## WORK REQUIRED
Identify each line in the records below that contains the word "Κουράκη", and copy it.
---------- GIVEN ENTRIES ----------
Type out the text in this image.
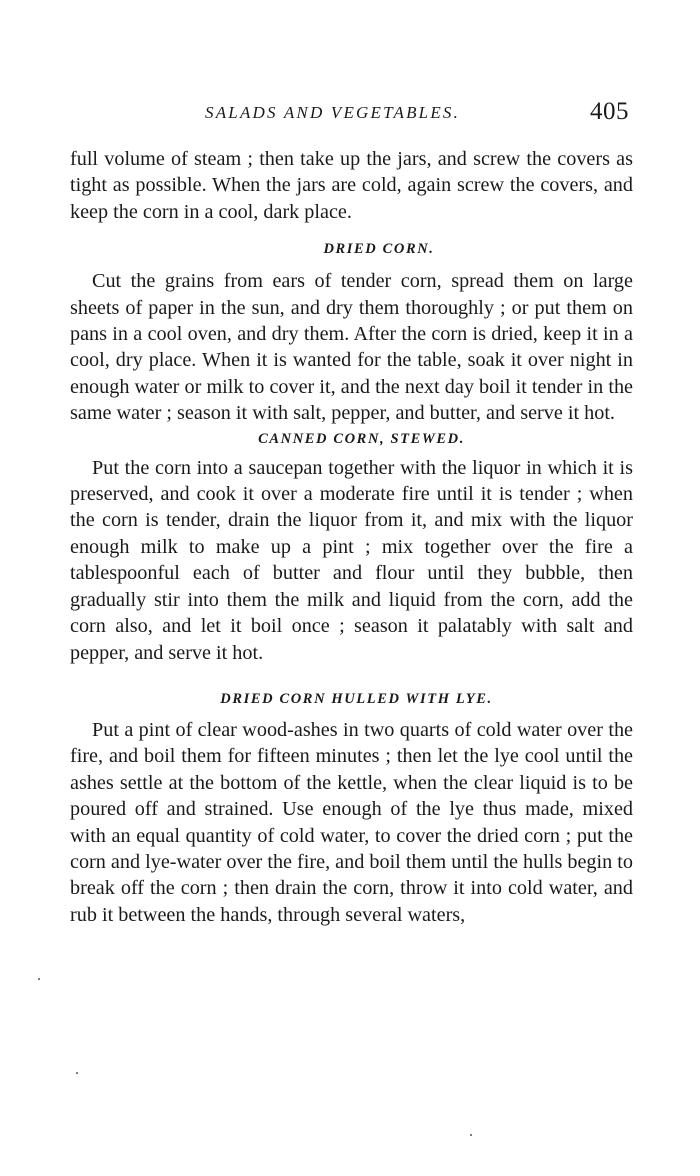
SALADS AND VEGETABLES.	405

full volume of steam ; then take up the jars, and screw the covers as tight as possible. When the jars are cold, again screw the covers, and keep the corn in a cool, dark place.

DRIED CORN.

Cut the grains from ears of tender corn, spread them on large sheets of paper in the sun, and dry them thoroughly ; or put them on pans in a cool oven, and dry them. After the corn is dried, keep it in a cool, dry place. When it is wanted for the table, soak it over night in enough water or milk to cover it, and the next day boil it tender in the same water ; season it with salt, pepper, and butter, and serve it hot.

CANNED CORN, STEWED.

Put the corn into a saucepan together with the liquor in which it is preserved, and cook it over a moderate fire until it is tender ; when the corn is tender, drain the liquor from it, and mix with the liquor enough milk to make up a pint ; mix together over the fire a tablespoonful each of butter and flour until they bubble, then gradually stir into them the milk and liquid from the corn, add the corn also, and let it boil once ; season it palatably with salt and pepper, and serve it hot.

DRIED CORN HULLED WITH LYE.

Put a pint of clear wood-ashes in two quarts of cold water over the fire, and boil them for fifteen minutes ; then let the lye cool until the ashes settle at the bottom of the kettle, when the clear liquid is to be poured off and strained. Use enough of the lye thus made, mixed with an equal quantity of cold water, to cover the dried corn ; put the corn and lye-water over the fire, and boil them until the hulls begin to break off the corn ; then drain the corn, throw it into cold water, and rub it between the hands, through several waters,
----------
---------- GIVEN ENTRIES ----------
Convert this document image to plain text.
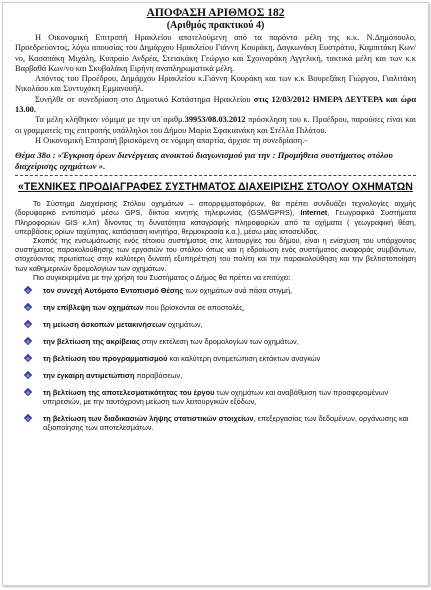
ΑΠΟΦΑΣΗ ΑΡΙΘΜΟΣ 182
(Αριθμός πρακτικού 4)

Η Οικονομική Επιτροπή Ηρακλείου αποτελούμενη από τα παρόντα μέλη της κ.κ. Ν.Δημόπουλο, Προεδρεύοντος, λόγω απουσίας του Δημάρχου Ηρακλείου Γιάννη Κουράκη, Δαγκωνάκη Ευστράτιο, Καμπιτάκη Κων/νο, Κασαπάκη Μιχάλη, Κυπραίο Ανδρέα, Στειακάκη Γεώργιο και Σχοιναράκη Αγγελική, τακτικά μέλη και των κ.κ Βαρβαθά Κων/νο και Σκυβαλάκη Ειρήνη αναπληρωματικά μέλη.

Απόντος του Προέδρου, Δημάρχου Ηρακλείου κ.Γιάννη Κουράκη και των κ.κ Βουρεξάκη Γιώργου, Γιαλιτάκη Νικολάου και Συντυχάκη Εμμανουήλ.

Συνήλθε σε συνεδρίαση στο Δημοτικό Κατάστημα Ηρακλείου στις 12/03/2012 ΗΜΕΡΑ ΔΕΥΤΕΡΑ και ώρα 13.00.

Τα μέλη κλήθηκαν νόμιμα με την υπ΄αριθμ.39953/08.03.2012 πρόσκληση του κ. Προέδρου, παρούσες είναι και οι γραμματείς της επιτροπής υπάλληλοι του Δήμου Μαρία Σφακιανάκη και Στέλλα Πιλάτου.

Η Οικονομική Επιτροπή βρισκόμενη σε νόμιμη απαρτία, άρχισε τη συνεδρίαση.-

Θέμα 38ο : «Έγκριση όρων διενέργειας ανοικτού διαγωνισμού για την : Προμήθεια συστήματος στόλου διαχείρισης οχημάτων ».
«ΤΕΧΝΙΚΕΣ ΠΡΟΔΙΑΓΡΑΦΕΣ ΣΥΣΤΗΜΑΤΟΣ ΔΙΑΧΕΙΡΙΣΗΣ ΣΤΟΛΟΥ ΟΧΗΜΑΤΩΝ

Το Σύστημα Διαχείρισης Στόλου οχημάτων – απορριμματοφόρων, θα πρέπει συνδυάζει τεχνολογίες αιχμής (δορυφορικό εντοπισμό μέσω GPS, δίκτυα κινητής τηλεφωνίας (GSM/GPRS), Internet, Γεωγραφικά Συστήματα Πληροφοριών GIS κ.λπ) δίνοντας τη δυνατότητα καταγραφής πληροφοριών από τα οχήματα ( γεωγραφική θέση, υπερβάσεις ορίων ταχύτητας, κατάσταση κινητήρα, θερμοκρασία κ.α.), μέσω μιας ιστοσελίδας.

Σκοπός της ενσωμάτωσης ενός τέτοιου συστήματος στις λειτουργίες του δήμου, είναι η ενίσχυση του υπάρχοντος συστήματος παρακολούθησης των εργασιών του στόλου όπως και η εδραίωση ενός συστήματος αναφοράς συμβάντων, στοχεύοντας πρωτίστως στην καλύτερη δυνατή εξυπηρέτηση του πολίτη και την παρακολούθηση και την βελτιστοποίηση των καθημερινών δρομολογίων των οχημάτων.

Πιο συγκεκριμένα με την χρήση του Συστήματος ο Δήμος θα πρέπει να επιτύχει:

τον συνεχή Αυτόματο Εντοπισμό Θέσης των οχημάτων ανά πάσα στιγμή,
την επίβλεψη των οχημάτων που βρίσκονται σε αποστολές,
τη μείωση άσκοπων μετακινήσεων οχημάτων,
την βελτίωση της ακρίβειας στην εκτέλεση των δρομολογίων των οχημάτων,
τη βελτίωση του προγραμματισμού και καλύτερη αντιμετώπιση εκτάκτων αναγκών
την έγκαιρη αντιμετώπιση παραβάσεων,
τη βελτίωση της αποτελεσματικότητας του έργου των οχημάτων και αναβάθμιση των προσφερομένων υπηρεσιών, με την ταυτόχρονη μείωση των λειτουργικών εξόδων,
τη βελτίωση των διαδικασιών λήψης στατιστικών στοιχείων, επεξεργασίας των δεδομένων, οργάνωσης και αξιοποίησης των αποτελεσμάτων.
----------
## SOLVED EXERCISE
Η Οικονομική Επιτροπή Ηρακλείου αποτελούμενη από τα παρόντα μέλη της κ.κ. Ν.Δημόπουλο, Προεδρεύοντος, λόγω απουσίας του Δημάρχου Ηρακλείου Γιάννη Κουράκη, Δαγκωνάκη Ευστράτιο, Καμπιτάκη Κων/νο, Κασαπάκη Μιχάλη, Κυπραίο Ανδρέα, Στειακάκη Γεώργιο και Σχοιναράκη Αγγελική, τακτικά μέλη και των κ.κ Βαρβαθά Κων/νο και Σκυβαλάκη Ειρήνη αναπληρωματικά μέλη.
Απόντος του Προέδρου, Δημάρχου Ηρακλείου κ.Γιάννη Κουράκη και των κ.κ Βουρεξάκη Γιώργου, Γιαλιτάκη Νικολάου και Συντυχάκη Εμμανουήλ.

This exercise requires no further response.